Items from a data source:

━━━━━━━━━━━━━━━━━━━━━━━━━━━━━━

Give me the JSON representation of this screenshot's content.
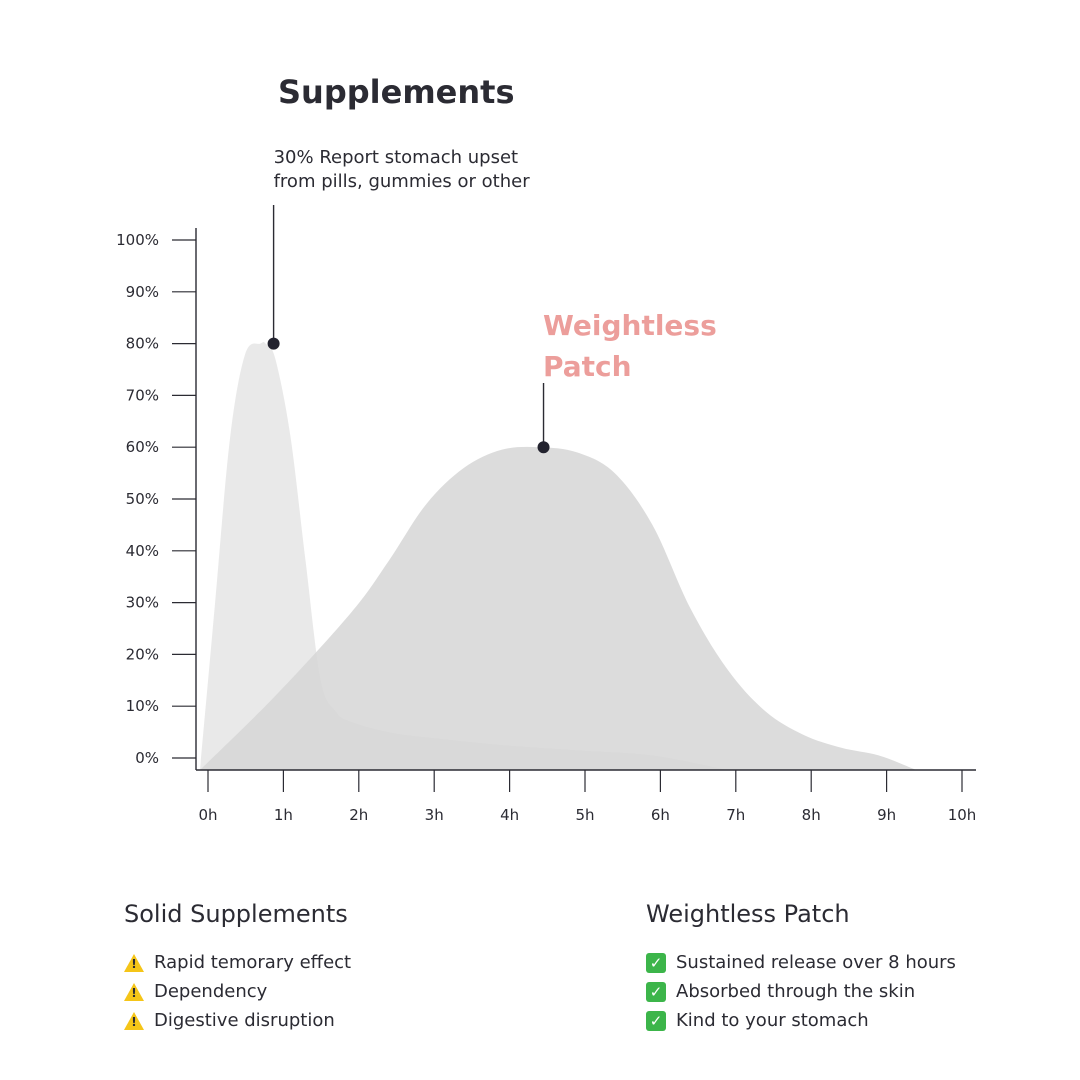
{
  "chart_data": {
    "type": "area",
    "title": "Supplements",
    "xlabel": "",
    "ylabel": "",
    "x_ticks": [
      "0h",
      "1h",
      "2h",
      "3h",
      "4h",
      "5h",
      "6h",
      "7h",
      "8h",
      "9h",
      "10h"
    ],
    "y_ticks": [
      "0%",
      "10%",
      "20%",
      "30%",
      "40%",
      "50%",
      "60%",
      "70%",
      "80%",
      "90%",
      "100%"
    ],
    "xlim": [
      0,
      10
    ],
    "ylim": [
      0,
      100
    ],
    "grid": false,
    "series": [
      {
        "x": [
          0,
          0.2,
          0.4,
          0.6,
          0.8,
          0.87,
          1.0,
          1.2,
          1.4,
          1.6,
          1.8,
          2.0,
          2.5,
          3.0,
          4.0,
          5.0,
          6.0,
          7.0
        ],
        "values": [
          0,
          30,
          62,
          78,
          80,
          80,
          77,
          62,
          38,
          15,
          9,
          7,
          5,
          4,
          2.5,
          1.5,
          0.5,
          0
        ],
        "color": "#e8e8e8"
      },
      {
        "x": [
          0,
          1,
          2,
          2.5,
          3,
          3.5,
          4,
          4.5,
          5,
          5.5,
          6,
          6.5,
          7,
          7.5,
          8,
          8.5,
          9,
          9.5
        ],
        "values": [
          0,
          12,
          28,
          38,
          49,
          56,
          59.5,
          60,
          59,
          55,
          45,
          29,
          17,
          9,
          4.5,
          2,
          0.5,
          0
        ],
        "color": "#d6d6d6"
      }
    ],
    "annotations": [
      {
        "text_lines": [
          "30% Report stomach upset",
          "from pills, gummies or other"
        ],
        "x": 0.87,
        "y": 80
      },
      {
        "text_lines": [
          "Weightless",
          "Patch"
        ],
        "x": 4.45,
        "y": 60,
        "color": "#ec9e9b"
      }
    ]
  },
  "legend": {
    "solid": {
      "heading": "Solid Supplements",
      "icon": "warning-icon",
      "items": [
        "Rapid temorary effect",
        "Dependency",
        "Digestive disruption"
      ]
    },
    "patch": {
      "heading": "Weightless Patch",
      "icon": "check-mark-icon",
      "items": [
        "Sustained release over 8 hours",
        "Absorbed through the skin",
        "Kind to your stomach"
      ]
    }
  }
}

━━━━━━━━━━━━━━━━━━━━━━━━━━━━━━

Short exercise: Except for the pictures, copy the material above exactly.

Result for this task:
Give me the JSON representation of this screenshot's content.
{
  "chart_data": {
    "type": "area",
    "title": "Supplements",
    "xlabel": "",
    "ylabel": "",
    "x_ticks": [
      "0h",
      "1h",
      "2h",
      "3h",
      "4h",
      "5h",
      "6h",
      "7h",
      "8h",
      "9h",
      "10h"
    ],
    "y_ticks": [
      "0%",
      "10%",
      "20%",
      "30%",
      "40%",
      "50%",
      "60%",
      "70%",
      "80%",
      "90%",
      "100%"
    ],
    "xlim": [
      0,
      10
    ],
    "ylim": [
      0,
      100
    ],
    "grid": false,
    "series": [
      {
        "x": [
          0,
          0.2,
          0.4,
          0.6,
          0.8,
          0.87,
          1.0,
          1.2,
          1.4,
          1.6,
          1.8,
          2.0,
          2.5,
          3.0,
          4.0,
          5.0,
          6.0,
          7.0
        ],
        "values": [
          0,
          30,
          62,
          78,
          80,
          80,
          77,
          62,
          38,
          15,
          9,
          7,
          5,
          4,
          2.5,
          1.5,
          0.5,
          0
        ],
        "color": "#e8e8e8"
      },
      {
        "x": [
          0,
          1,
          2,
          2.5,
          3,
          3.5,
          4,
          4.5,
          5,
          5.5,
          6,
          6.5,
          7,
          7.5,
          8,
          8.5,
          9,
          9.5
        ],
        "values": [
          0,
          12,
          28,
          38,
          49,
          56,
          59.5,
          60,
          59,
          55,
          45,
          29,
          17,
          9,
          4.5,
          2,
          0.5,
          0
        ],
        "color": "#d6d6d6"
      }
    ],
    "annotations": [
      {
        "text_lines": [
          "30% Report stomach upset",
          "from pills, gummies or other"
        ],
        "x": 0.87,
        "y": 80
      },
      {
        "text_lines": [
          "Weightless",
          "Patch"
        ],
        "x": 4.45,
        "y": 60,
        "color": "#ec9e9b"
      }
    ]
  },
  "legend": {
    "solid": {
      "heading": "Solid Supplements",
      "icon": "warning-icon",
      "items": [
        "Rapid temorary effect",
        "Dependency",
        "Digestive disruption"
      ]
    },
    "patch": {
      "heading": "Weightless Patch",
      "icon": "check-mark-icon",
      "items": [
        "Sustained release over 8 hours",
        "Absorbed through the skin",
        "Kind to your stomach"
      ]
    }
  }
}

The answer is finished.